[Collected data entries]

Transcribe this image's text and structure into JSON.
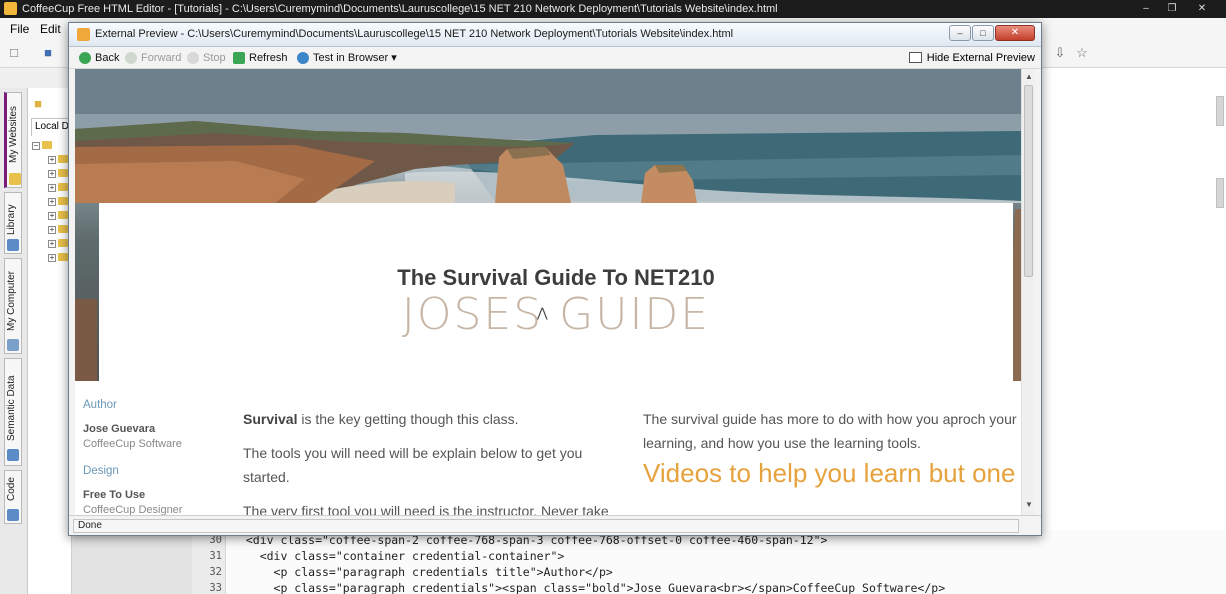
{
  "app": {
    "title": "CoffeeCup Free HTML Editor - [Tutorials] - C:\\Users\\Curemymind\\Documents\\Lauruscollege\\15 NET 210 Network Deployment\\Tutorials Website\\index.html",
    "menus": [
      "File",
      "Edit"
    ]
  },
  "side_tabs": [
    "My Websites",
    "Library",
    "My Computer",
    "Semantic Data",
    "Code"
  ],
  "file_panel": {
    "tab_label": "Local Di"
  },
  "code": {
    "lines": [
      {
        "num": "30",
        "text": "  <div class=\"coffee-span-2 coffee-768-span-3 coffee-768-offset-0 coffee-460-span-12\">"
      },
      {
        "num": "31",
        "text": "    <div class=\"container credential-container\">"
      },
      {
        "num": "32",
        "text": "      <p class=\"paragraph credentials title\">Author</p>"
      },
      {
        "num": "33",
        "text": "      <p class=\"paragraph credentials\"><span class=\"bold\">Jose Guevara<br></span>CoffeeCup Software</p>"
      }
    ]
  },
  "preview": {
    "title": "External Preview - C:\\Users\\Curemymind\\Documents\\Lauruscollege\\15 NET 210 Network Deployment\\Tutorials Website\\index.html",
    "toolbar": {
      "back": "Back",
      "forward": "Forward",
      "stop": "Stop",
      "refresh": "Refresh",
      "test_in_browser": "Test in Browser",
      "hide_external_preview": "Hide External Preview"
    },
    "status": "Done"
  },
  "site": {
    "heading": "The Survival Guide To NET210",
    "title": "JOSES GUIDE",
    "credentials": {
      "author_title": "Author",
      "author_name": "Jose Guevara",
      "author_company": "CoffeeCup Software",
      "design_title": "Design",
      "design_name": "Free To Use",
      "design_company": "CoffeeCup Designer"
    },
    "paragraph1_bold": "Survival",
    "paragraph1_rest": " is the key getting though this class.",
    "paragraph2": "The tools you will need will be explain below to get you started.",
    "paragraph3": "The very first tool you will need is the instructor. Never take",
    "right_paragraph": "The survival guide has more to do with how you aproch your learning, and how you use the learning tools.",
    "videos_heading": "Videos to help you learn but one must becareful"
  },
  "colors": {
    "accent_orange": "#e6a23c",
    "title_tan": "#c7b6a6",
    "credential_blue": "#6a98b8"
  }
}
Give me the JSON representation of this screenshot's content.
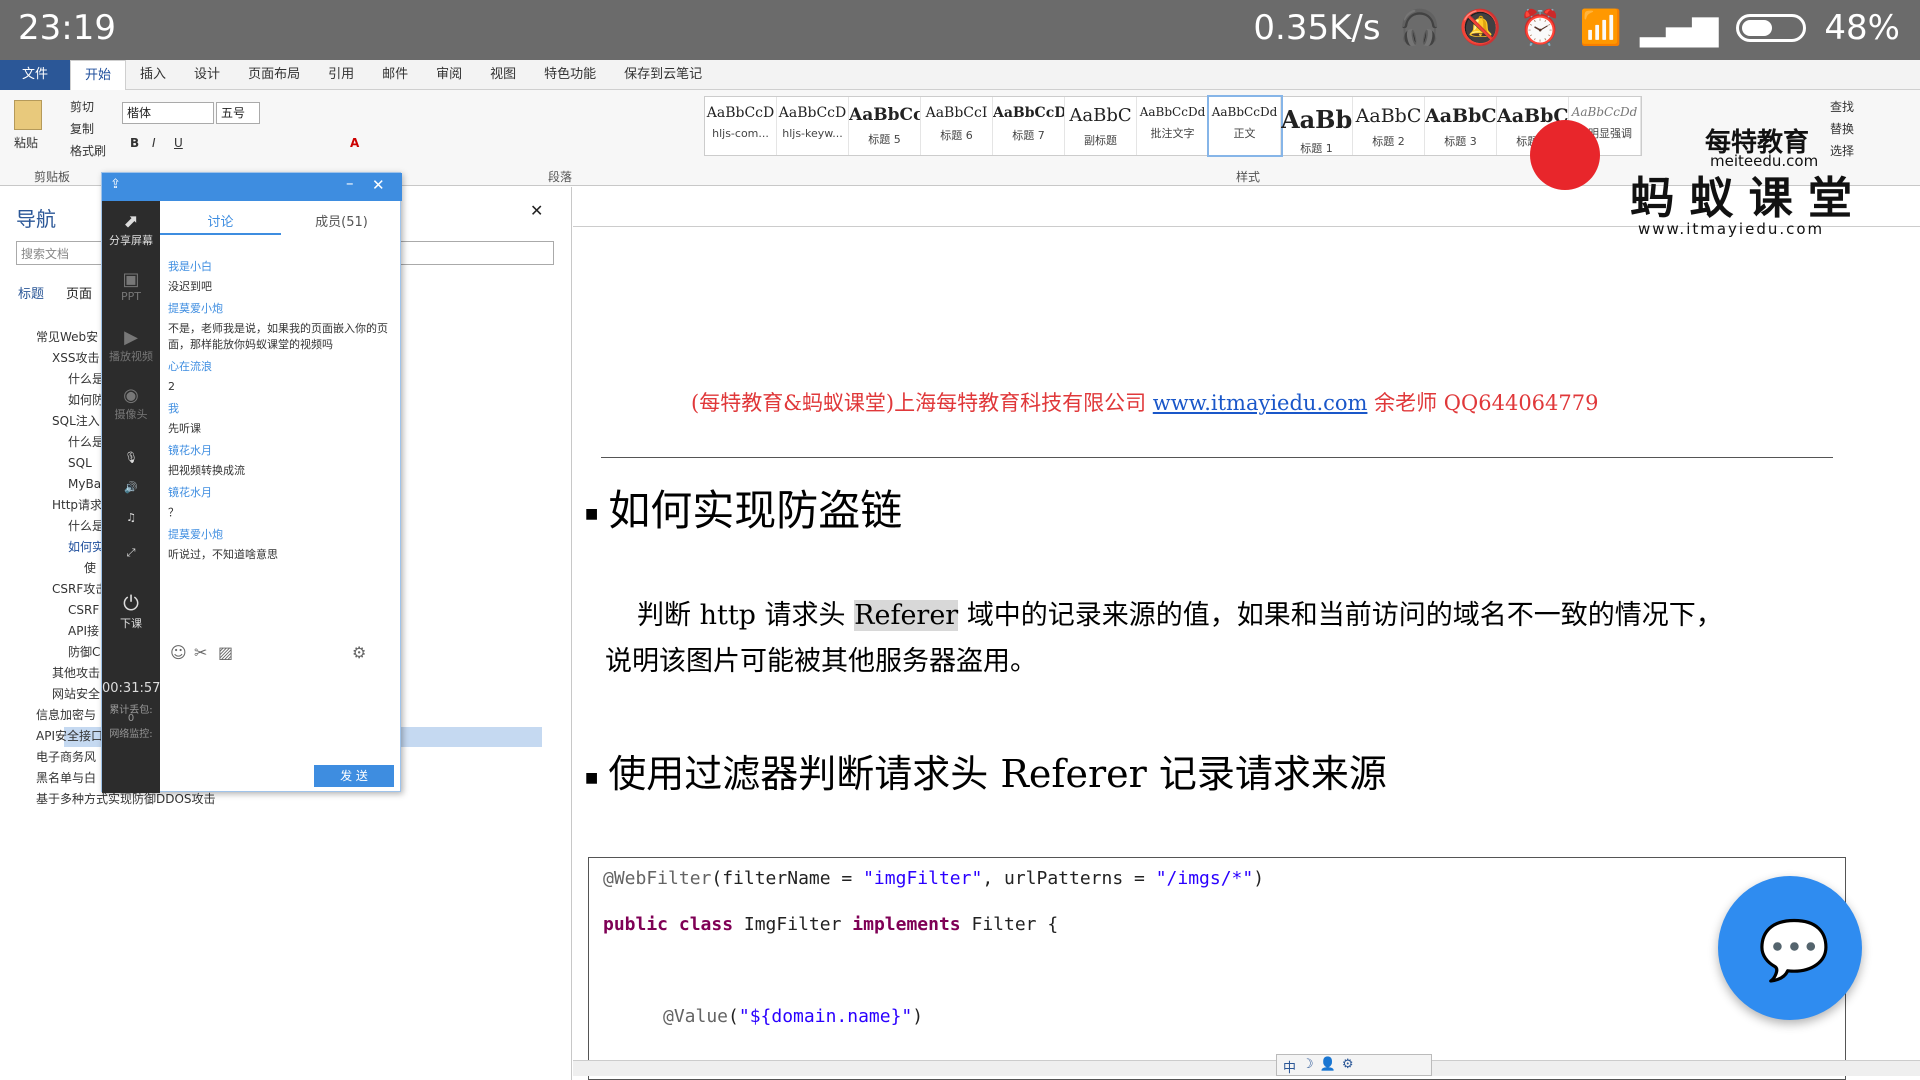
{
  "status": {
    "time": "23:19",
    "net_speed": "0.35K/s",
    "battery": "48%"
  },
  "ribbon": {
    "tabs": [
      "文件",
      "开始",
      "插入",
      "设计",
      "页面布局",
      "引用",
      "邮件",
      "审阅",
      "视图",
      "特色功能",
      "保存到云笔记"
    ],
    "clipboard": {
      "paste": "粘贴",
      "cut": "剪切",
      "copy": "复制",
      "format_painter": "格式刷",
      "group": "剪贴板"
    },
    "font": {
      "name": "楷体",
      "size": "五号"
    },
    "paragraph_group": "段落",
    "styles_group": "样式",
    "styles": [
      {
        "preview": "AaBbCcD",
        "name": "hljs-com..."
      },
      {
        "preview": "AaBbCcD",
        "name": "hljs-keyw..."
      },
      {
        "preview": "AaBbCc",
        "name": "标题 5"
      },
      {
        "preview": "AaBbCcI",
        "name": "标题 6"
      },
      {
        "preview": "AaBbCcD",
        "name": "标题 7"
      },
      {
        "preview": "AaBbC",
        "name": "副标题"
      },
      {
        "preview": "AaBbCcDd",
        "name": "批注文字"
      },
      {
        "preview": "AaBbCcDd",
        "name": "正文"
      },
      {
        "preview": "AaBb",
        "name": "标题 1"
      },
      {
        "preview": "AaBbC",
        "name": "标题 2"
      },
      {
        "preview": "AaBbC",
        "name": "标题 3"
      },
      {
        "preview": "AaBbC",
        "name": "标题 4"
      },
      {
        "preview": "AaBbCcDd",
        "name": "不明显强调"
      }
    ],
    "editing": {
      "find": "查找",
      "replace": "替换",
      "select": "选择"
    }
  },
  "nav": {
    "title": "导航",
    "search_placeholder": "搜索文档",
    "tabs": [
      "标题",
      "页面"
    ],
    "tree": [
      "常见Web安",
      "XSS攻击",
      "什么是",
      "如何防",
      "SQL注入",
      "什么是",
      "SQL",
      "MyBa",
      "Http请求",
      "什么是",
      "如何实",
      "使",
      "CSRF攻击",
      "CSRF",
      "API接",
      "防御C",
      "其他攻击",
      "网站安全",
      "信息加密与",
      "API安全接口",
      "电子商务风",
      "黑名单与白",
      "基于多种方式实现防御DDOS攻击"
    ]
  },
  "chat": {
    "side": [
      "分享屏幕",
      "PPT",
      "播放视频",
      "摄像头",
      "下课"
    ],
    "timer": "00:31:57",
    "stats": [
      "累计丢包:",
      "0",
      "网络监控:"
    ],
    "tabs": [
      "讨论",
      "成员(51)"
    ],
    "messages": [
      {
        "name": "我是小白",
        "text": "没迟到吧"
      },
      {
        "name": "提莫爱小炮",
        "text": "不是，老师我是说，如果我的页面嵌入你的页面，那样能放你妈蚁课堂的视频吗"
      },
      {
        "name": "心在流浪",
        "text": "2"
      },
      {
        "name": "我",
        "text": "先听课"
      },
      {
        "name": "镜花水月",
        "text": "把视频转换成流"
      },
      {
        "name": "镜花水月",
        "text": "？"
      },
      {
        "name": "提莫爱小炮",
        "text": "听说过，不知道啥意思"
      }
    ],
    "send": "发 送"
  },
  "doc": {
    "header_prefix": "(每特教育&蚂蚁课堂)上海每特教育科技有限公司",
    "header_link": "www.itmayiedu.com",
    "header_suffix": "余老师 QQ644064779",
    "h1_a": "如何实现防盗链",
    "para1_a": "判断 http 请求头",
    "para1_hl": "Referer",
    "para1_b": "域中的记录来源的值，如果和当前访问的域名不一致的情况下，",
    "para2": "说明该图片可能被其他服务器盗用。",
    "h1_b": "使用过滤器判断请求头 Referer 记录请求来源",
    "code": {
      "l1_ann": "@WebFilter",
      "l1_a": "(filterName = ",
      "l1_s1": "\"imgFilter\"",
      "l1_b": ", urlPatterns = ",
      "l1_s2": "\"/imgs/*\"",
      "l1_c": ")",
      "l2_k1": "public class",
      "l2_a": " ImgFilter ",
      "l2_k2": "implements",
      "l2_b": " Filter {",
      "l4_ann": "@Value",
      "l4_a": "(",
      "l4_s": "\"${domain.name}\"",
      "l4_b": ")"
    }
  },
  "logo": {
    "line1": "每特教育",
    "line2": "meiteedu.com",
    "line3": "蚂 蚁 课 堂",
    "line4": "www.itmayiedu.com"
  },
  "ime": [
    "中"
  ]
}
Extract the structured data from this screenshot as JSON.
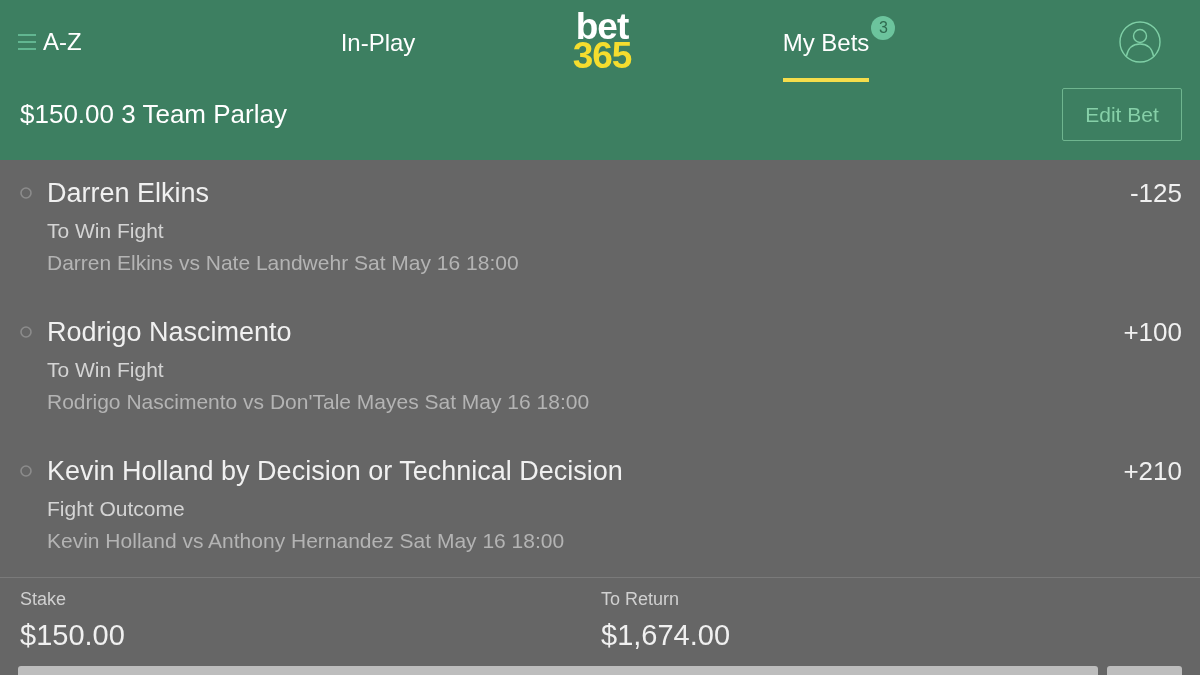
{
  "nav": {
    "menu": {
      "label": "A-Z"
    },
    "tabs": [
      {
        "label": "In-Play",
        "selected": false
      },
      {
        "label": "My Bets",
        "selected": true,
        "badge": "3"
      }
    ],
    "logo": {
      "line_1": "bet",
      "line_2": "365"
    }
  },
  "bet_header": {
    "title": "$150.00 3 Team Parlay",
    "edit_button": "Edit Bet"
  },
  "selections": [
    {
      "name": "Darren Elkins",
      "odds": "-125",
      "market": "To Win Fight",
      "event": "Darren Elkins vs Nate Landwehr Sat May 16 18:00"
    },
    {
      "name": "Rodrigo Nascimento",
      "odds": "+100",
      "market": "To Win Fight",
      "event": "Rodrigo Nascimento vs Don'Tale Mayes Sat May 16 18:00"
    },
    {
      "name": "Kevin Holland by Decision or Technical Decision",
      "odds": "+210",
      "market": "Fight Outcome",
      "event": "Kevin Holland vs Anthony Hernandez Sat May 16 18:00"
    }
  ],
  "summary": {
    "stake_label": "Stake",
    "stake": "$150.00",
    "return_label": "To Return",
    "return": "$1,674.00"
  }
}
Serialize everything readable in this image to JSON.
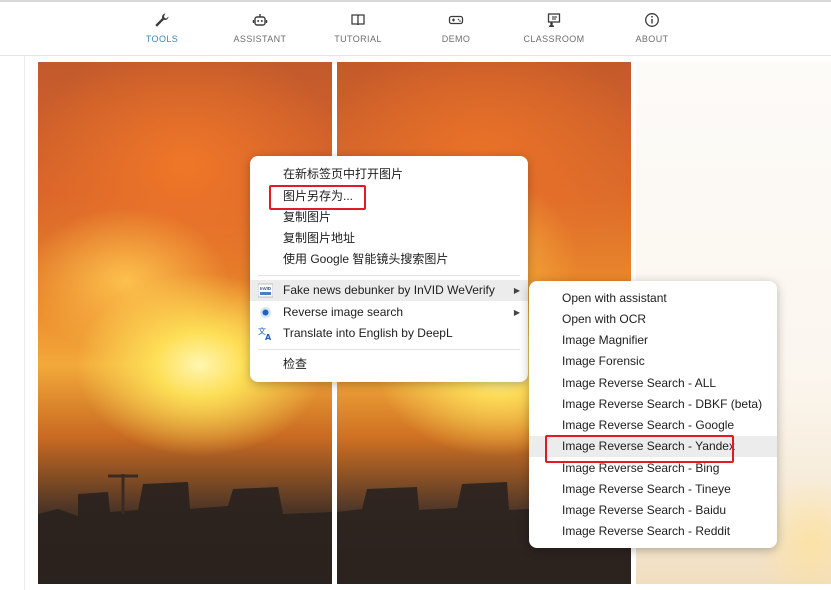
{
  "nav": {
    "items": [
      {
        "label": "TOOLS",
        "icon": "wrench-icon"
      },
      {
        "label": "ASSISTANT",
        "icon": "robot-icon"
      },
      {
        "label": "TUTORIAL",
        "icon": "book-icon"
      },
      {
        "label": "DEMO",
        "icon": "gamepad-icon"
      },
      {
        "label": "CLASSROOM",
        "icon": "classroom-icon"
      },
      {
        "label": "ABOUT",
        "icon": "info-icon"
      }
    ],
    "active_color": "#3a8ab8"
  },
  "context_menu": {
    "items": [
      {
        "label": "在新标签页中打开图片"
      },
      {
        "label": "图片另存为..."
      },
      {
        "label": "复制图片"
      },
      {
        "label": "复制图片地址"
      },
      {
        "label": "使用 Google 智能镜头搜索图片"
      },
      {
        "label": "Fake news debunker by InVID  WeVerify",
        "icon": "invid-icon",
        "icon_text": "InVID"
      },
      {
        "label": "Reverse image search",
        "icon": "reverse-search-icon"
      },
      {
        "label": "Translate into English by DeepL",
        "icon": "translate-icon"
      },
      {
        "label": "检查"
      }
    ]
  },
  "submenu": {
    "items": [
      {
        "label": "Open with assistant"
      },
      {
        "label": "Open with OCR"
      },
      {
        "label": "Image Magnifier"
      },
      {
        "label": "Image Forensic"
      },
      {
        "label": "Image Reverse Search - ALL"
      },
      {
        "label": "Image Reverse Search - DBKF (beta)"
      },
      {
        "label": "Image Reverse Search - Google"
      },
      {
        "label": "Image Reverse Search - Yandex"
      },
      {
        "label": "Image Reverse Search - Bing"
      },
      {
        "label": "Image Reverse Search - Tineye"
      },
      {
        "label": "Image Reverse Search - Baidu"
      },
      {
        "label": "Image Reverse Search - Reddit"
      }
    ]
  },
  "annotation_color": "#e01b24"
}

> [What to produce]: Copy all lines above containing the string "Elkins".

> [Result of this task]:
      "name": "Darren Elkins",
      "event": "Darren Elkins vs Nate Landwehr Sat May 16 18:00"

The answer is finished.